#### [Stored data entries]

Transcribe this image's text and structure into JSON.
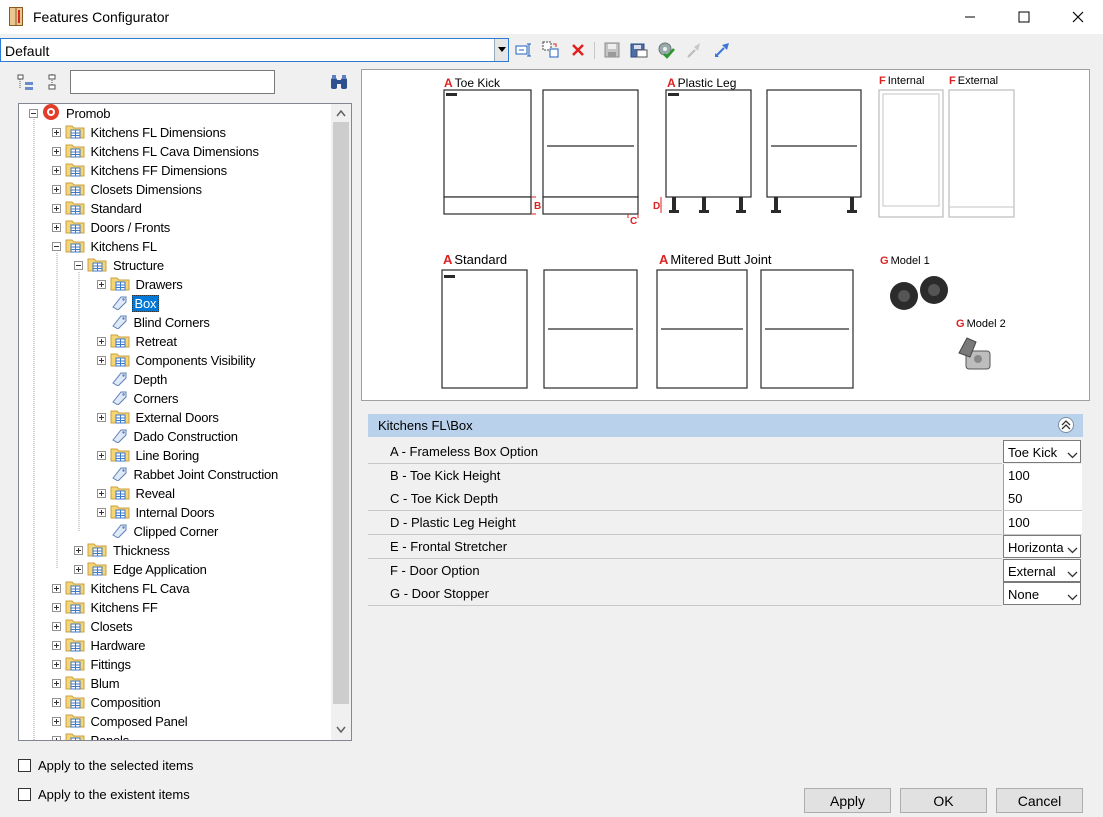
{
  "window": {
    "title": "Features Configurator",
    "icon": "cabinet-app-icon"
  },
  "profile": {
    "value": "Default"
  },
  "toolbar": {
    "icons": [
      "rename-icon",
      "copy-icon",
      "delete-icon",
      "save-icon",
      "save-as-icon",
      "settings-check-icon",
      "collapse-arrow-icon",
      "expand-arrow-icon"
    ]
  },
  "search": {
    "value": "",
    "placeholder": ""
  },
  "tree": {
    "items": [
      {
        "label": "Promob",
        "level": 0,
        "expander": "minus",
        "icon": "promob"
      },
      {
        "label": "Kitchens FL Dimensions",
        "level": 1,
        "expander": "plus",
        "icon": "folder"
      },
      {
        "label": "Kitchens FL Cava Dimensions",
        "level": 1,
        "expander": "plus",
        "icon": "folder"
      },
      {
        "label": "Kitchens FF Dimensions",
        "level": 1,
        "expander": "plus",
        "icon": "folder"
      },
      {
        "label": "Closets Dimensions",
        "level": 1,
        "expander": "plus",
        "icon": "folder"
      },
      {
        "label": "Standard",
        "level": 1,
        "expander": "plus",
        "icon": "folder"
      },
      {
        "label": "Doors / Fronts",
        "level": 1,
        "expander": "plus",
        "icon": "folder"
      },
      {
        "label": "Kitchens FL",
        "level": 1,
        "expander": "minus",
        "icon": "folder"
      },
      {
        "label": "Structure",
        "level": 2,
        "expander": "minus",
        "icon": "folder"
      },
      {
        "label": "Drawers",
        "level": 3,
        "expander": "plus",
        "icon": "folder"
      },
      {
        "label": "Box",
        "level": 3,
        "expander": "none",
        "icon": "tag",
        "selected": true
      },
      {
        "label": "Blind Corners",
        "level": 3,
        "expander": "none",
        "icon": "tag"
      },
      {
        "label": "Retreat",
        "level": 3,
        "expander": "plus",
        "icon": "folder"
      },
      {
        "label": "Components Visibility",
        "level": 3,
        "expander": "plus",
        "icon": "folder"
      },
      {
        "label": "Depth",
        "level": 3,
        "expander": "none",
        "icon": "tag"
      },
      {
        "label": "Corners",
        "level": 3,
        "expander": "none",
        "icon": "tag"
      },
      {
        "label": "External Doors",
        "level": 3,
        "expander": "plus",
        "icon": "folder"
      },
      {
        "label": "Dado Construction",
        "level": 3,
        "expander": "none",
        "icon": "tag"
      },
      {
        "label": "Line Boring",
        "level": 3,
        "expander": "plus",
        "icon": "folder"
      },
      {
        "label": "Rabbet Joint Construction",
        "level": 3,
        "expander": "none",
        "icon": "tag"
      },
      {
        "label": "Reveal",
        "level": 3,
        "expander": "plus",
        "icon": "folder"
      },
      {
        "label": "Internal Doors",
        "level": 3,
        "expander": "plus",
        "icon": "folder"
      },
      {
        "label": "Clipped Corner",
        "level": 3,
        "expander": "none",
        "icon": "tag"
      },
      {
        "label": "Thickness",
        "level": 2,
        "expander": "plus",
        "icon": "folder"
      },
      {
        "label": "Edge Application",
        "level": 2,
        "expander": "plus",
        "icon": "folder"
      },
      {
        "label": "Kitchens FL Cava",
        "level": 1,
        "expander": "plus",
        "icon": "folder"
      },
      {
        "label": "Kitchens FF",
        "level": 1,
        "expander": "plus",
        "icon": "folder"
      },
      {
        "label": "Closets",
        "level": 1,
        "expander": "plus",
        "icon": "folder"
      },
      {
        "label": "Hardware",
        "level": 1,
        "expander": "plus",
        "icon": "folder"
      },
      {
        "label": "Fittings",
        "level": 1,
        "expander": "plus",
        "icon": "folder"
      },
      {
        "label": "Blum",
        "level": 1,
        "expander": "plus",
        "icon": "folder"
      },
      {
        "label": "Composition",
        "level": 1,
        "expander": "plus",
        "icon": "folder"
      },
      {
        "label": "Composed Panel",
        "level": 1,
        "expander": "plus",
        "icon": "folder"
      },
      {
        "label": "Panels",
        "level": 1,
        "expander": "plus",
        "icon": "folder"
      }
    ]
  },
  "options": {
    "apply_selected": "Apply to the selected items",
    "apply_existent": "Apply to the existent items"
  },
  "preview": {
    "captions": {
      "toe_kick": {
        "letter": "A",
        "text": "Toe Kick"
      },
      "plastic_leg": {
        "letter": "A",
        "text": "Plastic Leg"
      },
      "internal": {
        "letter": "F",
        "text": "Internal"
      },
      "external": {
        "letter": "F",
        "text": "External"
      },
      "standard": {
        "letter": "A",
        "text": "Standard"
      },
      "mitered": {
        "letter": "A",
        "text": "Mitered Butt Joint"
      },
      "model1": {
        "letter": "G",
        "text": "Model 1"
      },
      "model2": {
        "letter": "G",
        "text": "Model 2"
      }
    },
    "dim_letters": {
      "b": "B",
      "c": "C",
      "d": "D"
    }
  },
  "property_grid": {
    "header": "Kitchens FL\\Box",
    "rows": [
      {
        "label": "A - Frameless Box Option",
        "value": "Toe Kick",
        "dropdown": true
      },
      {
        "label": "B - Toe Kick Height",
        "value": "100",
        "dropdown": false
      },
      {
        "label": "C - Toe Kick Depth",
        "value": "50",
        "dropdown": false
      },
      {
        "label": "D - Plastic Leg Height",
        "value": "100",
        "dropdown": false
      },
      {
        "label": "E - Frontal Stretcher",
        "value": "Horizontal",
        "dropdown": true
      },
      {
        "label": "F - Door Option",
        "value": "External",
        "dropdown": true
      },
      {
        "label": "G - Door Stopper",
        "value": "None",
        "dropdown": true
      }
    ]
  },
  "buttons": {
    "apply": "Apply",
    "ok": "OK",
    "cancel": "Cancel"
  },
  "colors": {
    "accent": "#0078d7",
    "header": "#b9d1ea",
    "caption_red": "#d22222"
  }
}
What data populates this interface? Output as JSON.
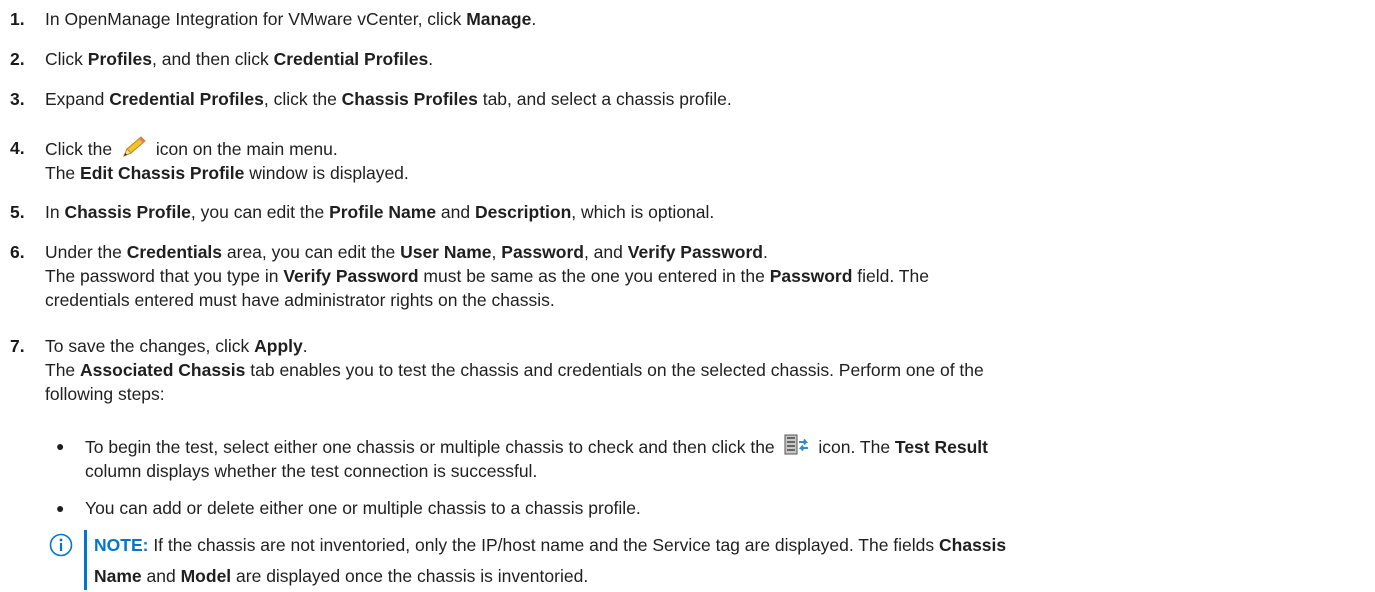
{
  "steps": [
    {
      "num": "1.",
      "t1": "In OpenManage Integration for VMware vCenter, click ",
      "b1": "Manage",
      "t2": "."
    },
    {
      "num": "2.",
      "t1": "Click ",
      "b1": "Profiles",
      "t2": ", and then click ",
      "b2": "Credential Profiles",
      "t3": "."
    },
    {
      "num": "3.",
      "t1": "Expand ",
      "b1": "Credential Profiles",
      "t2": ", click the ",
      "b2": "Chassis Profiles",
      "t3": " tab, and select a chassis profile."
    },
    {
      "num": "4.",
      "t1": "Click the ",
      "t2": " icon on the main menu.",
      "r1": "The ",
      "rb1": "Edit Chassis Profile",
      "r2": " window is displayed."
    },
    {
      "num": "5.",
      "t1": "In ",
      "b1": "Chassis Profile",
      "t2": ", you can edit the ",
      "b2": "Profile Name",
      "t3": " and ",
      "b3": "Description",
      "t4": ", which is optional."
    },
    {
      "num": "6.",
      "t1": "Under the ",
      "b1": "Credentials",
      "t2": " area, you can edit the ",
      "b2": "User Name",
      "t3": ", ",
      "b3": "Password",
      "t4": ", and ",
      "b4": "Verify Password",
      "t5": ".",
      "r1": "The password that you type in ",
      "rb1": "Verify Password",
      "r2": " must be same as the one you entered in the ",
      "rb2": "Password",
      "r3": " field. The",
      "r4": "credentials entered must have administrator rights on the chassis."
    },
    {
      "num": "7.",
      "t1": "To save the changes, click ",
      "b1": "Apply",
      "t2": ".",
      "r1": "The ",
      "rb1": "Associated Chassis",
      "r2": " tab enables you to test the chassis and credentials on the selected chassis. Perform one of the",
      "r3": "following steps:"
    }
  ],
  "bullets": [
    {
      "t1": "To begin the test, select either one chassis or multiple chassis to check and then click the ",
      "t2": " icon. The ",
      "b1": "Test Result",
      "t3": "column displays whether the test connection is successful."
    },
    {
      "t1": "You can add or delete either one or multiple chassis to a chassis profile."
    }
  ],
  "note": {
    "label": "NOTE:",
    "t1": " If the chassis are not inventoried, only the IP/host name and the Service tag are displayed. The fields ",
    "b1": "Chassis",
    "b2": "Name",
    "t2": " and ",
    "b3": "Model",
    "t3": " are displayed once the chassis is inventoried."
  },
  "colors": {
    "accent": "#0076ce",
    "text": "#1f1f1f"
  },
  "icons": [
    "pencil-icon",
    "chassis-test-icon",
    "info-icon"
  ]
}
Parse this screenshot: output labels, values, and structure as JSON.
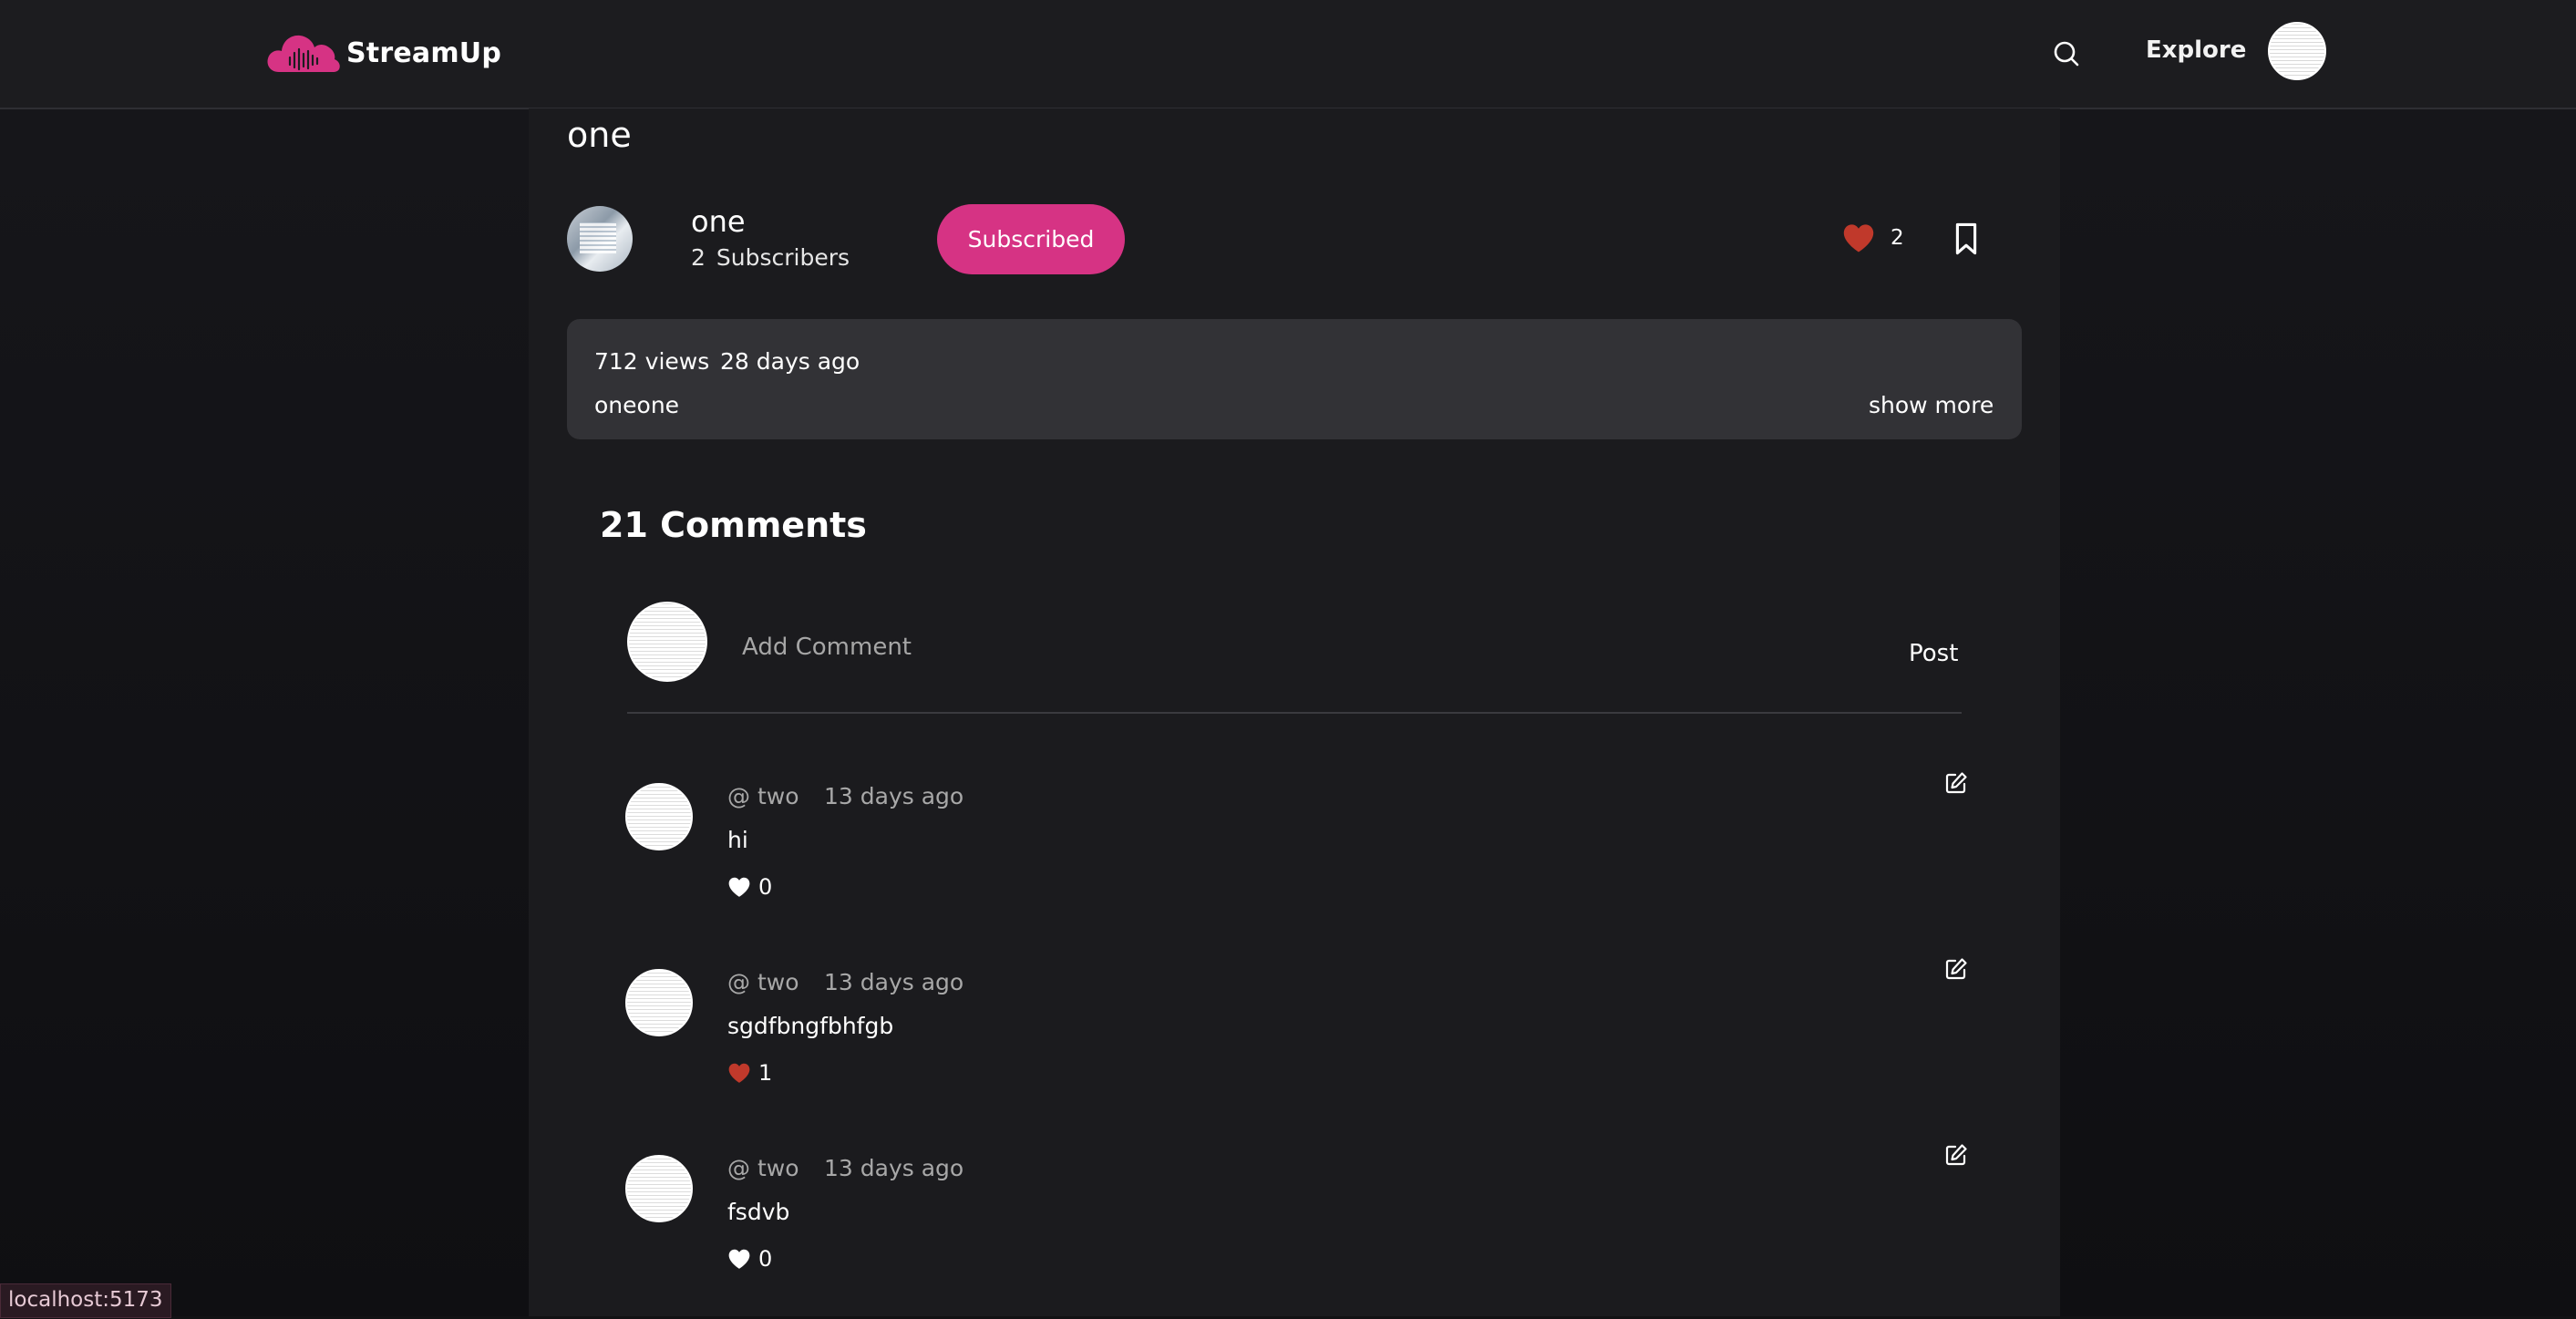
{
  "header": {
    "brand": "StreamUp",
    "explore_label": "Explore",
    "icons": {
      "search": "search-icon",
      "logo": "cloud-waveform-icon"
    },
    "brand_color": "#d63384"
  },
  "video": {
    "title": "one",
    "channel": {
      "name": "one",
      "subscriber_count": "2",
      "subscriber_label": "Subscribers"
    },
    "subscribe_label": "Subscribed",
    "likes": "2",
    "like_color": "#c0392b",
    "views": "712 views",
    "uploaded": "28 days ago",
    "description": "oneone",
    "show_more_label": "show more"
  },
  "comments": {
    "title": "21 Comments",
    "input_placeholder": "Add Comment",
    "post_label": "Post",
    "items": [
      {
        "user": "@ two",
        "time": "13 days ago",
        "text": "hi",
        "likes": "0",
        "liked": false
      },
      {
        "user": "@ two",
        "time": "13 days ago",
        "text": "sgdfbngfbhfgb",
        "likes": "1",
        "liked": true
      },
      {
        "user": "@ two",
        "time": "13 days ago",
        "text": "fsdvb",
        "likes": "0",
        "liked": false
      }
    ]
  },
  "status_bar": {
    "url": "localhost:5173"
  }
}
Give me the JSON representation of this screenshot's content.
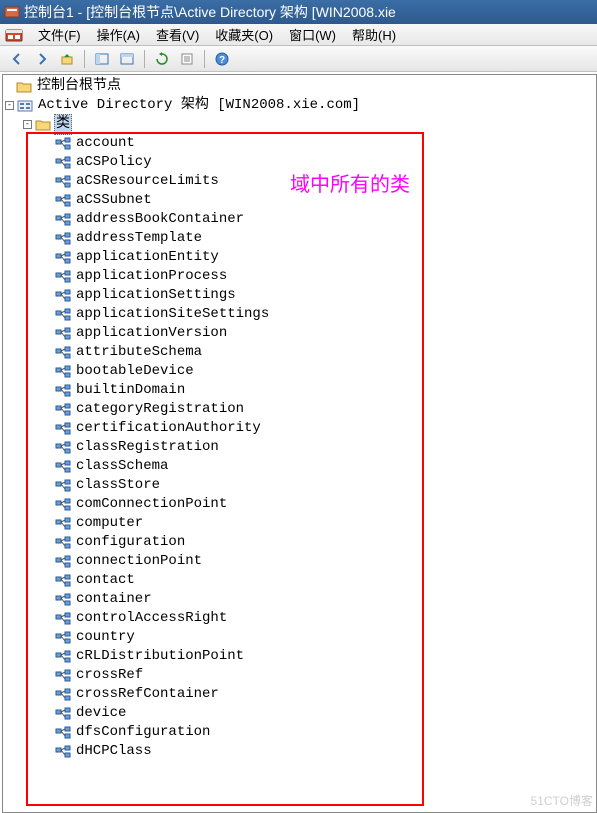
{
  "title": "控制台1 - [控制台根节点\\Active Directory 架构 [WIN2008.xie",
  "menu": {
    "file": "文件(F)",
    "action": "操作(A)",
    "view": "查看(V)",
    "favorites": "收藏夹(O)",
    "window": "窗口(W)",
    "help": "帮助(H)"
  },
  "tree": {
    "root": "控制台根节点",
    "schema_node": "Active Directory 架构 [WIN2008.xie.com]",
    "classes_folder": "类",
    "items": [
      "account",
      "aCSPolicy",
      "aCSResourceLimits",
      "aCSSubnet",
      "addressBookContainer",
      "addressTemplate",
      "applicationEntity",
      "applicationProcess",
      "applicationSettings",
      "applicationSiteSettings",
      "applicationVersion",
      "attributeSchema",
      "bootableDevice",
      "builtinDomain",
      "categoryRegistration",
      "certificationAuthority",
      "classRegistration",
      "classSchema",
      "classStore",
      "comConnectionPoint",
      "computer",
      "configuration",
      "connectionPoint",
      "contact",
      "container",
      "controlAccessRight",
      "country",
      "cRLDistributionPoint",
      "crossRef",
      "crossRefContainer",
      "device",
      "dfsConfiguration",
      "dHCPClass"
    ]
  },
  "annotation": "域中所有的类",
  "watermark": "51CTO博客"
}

#### [REQUEST]
Show the lines of the records that include the string "Height".

#### [RESULT OF THIS EXERCISE]
        "label": "B - Toe Kick Height",
        "label": "D - Plastic Leg Height",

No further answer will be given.